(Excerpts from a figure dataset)

↓

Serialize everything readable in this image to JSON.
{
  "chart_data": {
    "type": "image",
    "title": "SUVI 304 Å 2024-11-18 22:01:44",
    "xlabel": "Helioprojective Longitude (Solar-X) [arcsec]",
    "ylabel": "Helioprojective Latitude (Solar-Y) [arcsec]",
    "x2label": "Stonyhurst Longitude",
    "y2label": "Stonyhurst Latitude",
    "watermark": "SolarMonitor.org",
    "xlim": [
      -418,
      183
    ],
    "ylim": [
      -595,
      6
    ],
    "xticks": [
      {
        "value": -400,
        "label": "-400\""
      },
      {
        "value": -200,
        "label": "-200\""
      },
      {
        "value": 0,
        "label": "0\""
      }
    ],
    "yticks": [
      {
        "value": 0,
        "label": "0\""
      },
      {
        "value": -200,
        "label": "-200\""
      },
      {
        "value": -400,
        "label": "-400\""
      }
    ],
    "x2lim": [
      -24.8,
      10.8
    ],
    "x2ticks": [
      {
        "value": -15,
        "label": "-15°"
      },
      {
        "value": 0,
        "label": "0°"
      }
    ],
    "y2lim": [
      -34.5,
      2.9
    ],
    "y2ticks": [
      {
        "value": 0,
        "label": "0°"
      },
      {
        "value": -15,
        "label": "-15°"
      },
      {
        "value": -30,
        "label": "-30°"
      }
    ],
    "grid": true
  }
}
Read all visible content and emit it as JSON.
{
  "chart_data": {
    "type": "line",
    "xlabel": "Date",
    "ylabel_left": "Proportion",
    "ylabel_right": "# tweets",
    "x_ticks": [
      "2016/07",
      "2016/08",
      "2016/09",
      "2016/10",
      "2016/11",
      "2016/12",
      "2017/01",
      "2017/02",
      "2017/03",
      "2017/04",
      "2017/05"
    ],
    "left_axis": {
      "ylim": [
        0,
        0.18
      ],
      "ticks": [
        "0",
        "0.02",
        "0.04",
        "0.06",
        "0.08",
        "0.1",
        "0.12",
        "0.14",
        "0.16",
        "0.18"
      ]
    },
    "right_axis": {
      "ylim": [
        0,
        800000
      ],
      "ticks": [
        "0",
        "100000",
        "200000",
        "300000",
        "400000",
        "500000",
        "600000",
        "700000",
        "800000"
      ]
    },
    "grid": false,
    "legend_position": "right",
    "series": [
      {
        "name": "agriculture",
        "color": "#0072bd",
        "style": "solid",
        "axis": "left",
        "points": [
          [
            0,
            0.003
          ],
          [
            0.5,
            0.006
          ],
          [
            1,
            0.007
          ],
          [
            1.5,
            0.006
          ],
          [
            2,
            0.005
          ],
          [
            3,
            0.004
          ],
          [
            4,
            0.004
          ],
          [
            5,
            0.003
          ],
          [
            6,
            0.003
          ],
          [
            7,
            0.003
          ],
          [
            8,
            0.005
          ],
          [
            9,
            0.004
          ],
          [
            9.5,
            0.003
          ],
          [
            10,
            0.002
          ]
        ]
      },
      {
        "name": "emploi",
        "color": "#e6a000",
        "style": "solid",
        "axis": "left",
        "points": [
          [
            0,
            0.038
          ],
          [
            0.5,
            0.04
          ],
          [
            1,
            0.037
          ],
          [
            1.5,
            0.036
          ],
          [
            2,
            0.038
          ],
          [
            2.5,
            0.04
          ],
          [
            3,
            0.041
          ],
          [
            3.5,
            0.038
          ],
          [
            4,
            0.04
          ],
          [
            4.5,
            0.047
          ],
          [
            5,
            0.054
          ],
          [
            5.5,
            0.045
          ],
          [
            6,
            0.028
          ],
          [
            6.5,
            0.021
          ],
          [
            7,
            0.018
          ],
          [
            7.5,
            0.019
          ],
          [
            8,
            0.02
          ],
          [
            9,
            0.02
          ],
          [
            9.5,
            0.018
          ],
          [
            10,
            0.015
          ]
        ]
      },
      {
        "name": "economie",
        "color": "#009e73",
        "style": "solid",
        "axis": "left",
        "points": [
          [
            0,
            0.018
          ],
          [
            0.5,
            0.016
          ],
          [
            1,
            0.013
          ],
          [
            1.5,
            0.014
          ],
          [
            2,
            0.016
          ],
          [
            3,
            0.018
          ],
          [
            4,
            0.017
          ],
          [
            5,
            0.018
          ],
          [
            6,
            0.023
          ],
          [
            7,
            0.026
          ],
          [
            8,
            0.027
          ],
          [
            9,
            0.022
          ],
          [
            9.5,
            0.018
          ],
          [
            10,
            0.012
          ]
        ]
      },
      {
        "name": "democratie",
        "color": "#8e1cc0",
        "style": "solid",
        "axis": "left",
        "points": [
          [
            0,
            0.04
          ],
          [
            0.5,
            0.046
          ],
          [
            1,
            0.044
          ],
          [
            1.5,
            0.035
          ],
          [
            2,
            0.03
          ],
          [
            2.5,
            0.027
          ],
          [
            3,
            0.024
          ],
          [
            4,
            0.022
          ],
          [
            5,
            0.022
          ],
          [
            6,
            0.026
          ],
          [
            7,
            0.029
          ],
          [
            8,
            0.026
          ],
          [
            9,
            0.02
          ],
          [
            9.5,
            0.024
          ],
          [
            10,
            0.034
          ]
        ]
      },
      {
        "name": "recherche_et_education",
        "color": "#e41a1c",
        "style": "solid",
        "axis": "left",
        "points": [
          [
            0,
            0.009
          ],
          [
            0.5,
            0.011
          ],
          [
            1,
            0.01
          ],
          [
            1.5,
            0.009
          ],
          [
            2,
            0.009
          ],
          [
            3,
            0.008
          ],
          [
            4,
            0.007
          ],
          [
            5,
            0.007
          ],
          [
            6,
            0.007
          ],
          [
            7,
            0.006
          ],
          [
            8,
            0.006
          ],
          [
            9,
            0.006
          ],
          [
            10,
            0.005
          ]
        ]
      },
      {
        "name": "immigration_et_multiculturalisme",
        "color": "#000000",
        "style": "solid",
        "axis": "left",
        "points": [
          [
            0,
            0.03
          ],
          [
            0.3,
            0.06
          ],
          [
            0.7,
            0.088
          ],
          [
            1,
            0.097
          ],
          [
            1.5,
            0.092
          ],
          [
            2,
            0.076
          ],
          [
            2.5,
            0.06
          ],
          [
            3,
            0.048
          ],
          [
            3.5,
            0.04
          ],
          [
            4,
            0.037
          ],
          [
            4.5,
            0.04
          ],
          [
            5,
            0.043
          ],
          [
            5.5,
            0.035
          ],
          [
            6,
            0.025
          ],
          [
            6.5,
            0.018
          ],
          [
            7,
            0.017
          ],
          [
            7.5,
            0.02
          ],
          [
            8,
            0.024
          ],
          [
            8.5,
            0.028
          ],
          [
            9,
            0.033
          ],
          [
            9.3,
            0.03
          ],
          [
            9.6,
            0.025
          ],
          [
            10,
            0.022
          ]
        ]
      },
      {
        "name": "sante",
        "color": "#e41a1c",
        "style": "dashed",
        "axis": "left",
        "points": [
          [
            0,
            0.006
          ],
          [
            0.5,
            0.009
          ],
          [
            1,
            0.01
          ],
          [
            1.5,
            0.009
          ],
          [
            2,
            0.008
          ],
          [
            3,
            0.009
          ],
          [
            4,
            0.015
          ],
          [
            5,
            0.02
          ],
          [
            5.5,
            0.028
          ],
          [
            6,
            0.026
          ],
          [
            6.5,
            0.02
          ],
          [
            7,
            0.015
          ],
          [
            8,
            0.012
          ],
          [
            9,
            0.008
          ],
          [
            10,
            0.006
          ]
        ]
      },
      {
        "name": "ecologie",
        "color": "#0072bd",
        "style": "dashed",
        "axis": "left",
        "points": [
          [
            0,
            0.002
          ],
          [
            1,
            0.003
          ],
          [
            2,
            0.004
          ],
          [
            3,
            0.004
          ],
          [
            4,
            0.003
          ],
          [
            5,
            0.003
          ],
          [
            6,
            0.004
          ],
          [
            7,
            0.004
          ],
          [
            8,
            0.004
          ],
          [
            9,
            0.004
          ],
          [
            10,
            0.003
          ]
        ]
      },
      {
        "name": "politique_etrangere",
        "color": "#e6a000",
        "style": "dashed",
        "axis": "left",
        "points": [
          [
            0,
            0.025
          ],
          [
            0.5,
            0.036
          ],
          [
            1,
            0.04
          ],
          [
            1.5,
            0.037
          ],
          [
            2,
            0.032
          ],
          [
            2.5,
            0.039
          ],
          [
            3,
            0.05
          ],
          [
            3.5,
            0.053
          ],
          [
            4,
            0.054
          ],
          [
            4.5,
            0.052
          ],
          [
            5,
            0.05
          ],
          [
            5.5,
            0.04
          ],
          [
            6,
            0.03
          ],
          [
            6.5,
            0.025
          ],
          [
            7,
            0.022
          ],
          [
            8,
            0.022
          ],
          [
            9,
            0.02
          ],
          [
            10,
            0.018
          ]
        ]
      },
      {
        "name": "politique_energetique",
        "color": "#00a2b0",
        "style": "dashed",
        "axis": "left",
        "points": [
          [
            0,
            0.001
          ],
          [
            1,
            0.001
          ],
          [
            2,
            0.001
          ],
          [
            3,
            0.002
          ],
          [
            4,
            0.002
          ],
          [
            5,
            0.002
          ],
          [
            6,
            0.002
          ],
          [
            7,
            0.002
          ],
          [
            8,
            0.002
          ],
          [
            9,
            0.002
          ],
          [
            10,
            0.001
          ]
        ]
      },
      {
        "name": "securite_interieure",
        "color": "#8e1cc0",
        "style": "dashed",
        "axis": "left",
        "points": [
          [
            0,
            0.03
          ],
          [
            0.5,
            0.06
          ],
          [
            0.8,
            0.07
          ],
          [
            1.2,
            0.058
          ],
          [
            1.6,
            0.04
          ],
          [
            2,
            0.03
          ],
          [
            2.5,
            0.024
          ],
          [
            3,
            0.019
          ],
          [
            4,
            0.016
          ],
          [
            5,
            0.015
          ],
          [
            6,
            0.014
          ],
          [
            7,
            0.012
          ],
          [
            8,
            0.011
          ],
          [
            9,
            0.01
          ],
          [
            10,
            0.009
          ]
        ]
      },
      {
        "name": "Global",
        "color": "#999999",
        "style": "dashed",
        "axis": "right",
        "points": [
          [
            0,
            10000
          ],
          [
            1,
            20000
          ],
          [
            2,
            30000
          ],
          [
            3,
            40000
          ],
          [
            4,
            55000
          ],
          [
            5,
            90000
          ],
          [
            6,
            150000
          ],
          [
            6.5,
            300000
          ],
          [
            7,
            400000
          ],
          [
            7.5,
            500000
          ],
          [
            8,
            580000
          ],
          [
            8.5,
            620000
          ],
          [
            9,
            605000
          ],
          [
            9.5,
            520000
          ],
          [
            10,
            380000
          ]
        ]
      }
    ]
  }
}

↑

TASK OBJECTIVE: Copy out all lines from the material above that contain the string "Helioprojective".

EXERCISE RESULT:
    "xlabel": "Helioprojective Longitude (Solar-X) [arcsec]",
    "ylabel": "Helioprojective Latitude (Solar-Y) [arcsec]",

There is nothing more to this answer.